→ **Task objective**: Set down the full listing exactly as given. Any pictures are to be left out.

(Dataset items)
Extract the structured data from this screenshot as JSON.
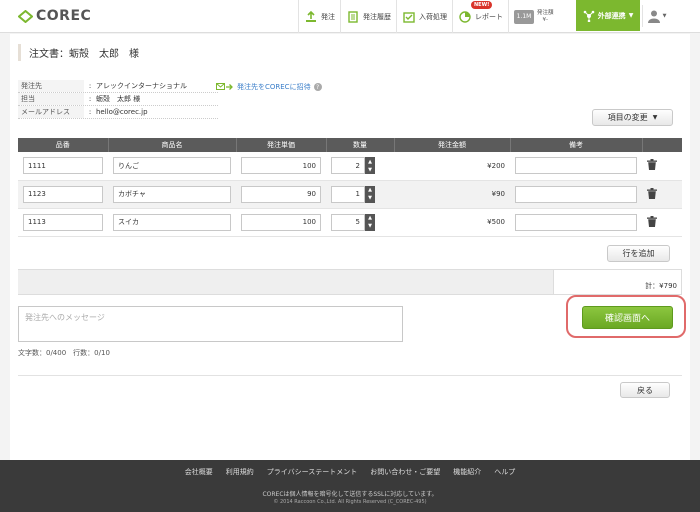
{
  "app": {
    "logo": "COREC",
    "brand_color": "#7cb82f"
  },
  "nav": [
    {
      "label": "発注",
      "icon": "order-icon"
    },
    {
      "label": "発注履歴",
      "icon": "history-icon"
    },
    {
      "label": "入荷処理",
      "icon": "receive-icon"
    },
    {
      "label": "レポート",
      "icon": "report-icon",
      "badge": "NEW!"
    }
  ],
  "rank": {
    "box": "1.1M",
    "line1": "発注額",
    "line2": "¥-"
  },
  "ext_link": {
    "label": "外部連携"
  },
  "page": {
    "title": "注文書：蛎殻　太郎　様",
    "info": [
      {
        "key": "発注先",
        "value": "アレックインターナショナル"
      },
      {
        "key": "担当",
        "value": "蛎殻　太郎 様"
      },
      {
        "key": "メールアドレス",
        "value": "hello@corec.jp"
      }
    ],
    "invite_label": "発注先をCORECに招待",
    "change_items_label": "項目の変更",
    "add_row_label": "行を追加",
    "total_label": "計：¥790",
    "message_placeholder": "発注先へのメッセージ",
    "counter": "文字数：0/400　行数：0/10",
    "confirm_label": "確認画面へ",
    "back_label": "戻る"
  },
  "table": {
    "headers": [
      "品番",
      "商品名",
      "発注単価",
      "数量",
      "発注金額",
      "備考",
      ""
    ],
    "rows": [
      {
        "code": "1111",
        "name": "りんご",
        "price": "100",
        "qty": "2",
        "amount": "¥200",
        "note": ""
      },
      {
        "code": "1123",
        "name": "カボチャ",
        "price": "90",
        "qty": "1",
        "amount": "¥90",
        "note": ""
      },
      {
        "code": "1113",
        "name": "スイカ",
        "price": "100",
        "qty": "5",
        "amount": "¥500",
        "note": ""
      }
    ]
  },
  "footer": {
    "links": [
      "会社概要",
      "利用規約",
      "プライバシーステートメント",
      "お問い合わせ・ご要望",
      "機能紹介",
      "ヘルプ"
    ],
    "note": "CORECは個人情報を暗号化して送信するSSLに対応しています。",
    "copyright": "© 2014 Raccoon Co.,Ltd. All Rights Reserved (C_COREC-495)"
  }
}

→ **Final answer**:
Extract the structured data from this screenshot as JSON.
{
  "app": {
    "logo": "COREC",
    "brand_color": "#7cb82f"
  },
  "nav": [
    {
      "label": "発注",
      "icon": "order-icon"
    },
    {
      "label": "発注履歴",
      "icon": "history-icon"
    },
    {
      "label": "入荷処理",
      "icon": "receive-icon"
    },
    {
      "label": "レポート",
      "icon": "report-icon",
      "badge": "NEW!"
    }
  ],
  "rank": {
    "box": "1.1M",
    "line1": "発注額",
    "line2": "¥-"
  },
  "ext_link": {
    "label": "外部連携"
  },
  "page": {
    "title": "注文書：蛎殻　太郎　様",
    "info": [
      {
        "key": "発注先",
        "value": "アレックインターナショナル"
      },
      {
        "key": "担当",
        "value": "蛎殻　太郎 様"
      },
      {
        "key": "メールアドレス",
        "value": "hello@corec.jp"
      }
    ],
    "invite_label": "発注先をCORECに招待",
    "change_items_label": "項目の変更",
    "add_row_label": "行を追加",
    "total_label": "計：¥790",
    "message_placeholder": "発注先へのメッセージ",
    "counter": "文字数：0/400　行数：0/10",
    "confirm_label": "確認画面へ",
    "back_label": "戻る"
  },
  "table": {
    "headers": [
      "品番",
      "商品名",
      "発注単価",
      "数量",
      "発注金額",
      "備考",
      ""
    ],
    "rows": [
      {
        "code": "1111",
        "name": "りんご",
        "price": "100",
        "qty": "2",
        "amount": "¥200",
        "note": ""
      },
      {
        "code": "1123",
        "name": "カボチャ",
        "price": "90",
        "qty": "1",
        "amount": "¥90",
        "note": ""
      },
      {
        "code": "1113",
        "name": "スイカ",
        "price": "100",
        "qty": "5",
        "amount": "¥500",
        "note": ""
      }
    ]
  },
  "footer": {
    "links": [
      "会社概要",
      "利用規約",
      "プライバシーステートメント",
      "お問い合わせ・ご要望",
      "機能紹介",
      "ヘルプ"
    ],
    "note": "CORECは個人情報を暗号化して送信するSSLに対応しています。",
    "copyright": "© 2014 Raccoon Co.,Ltd. All Rights Reserved (C_COREC-495)"
  }
}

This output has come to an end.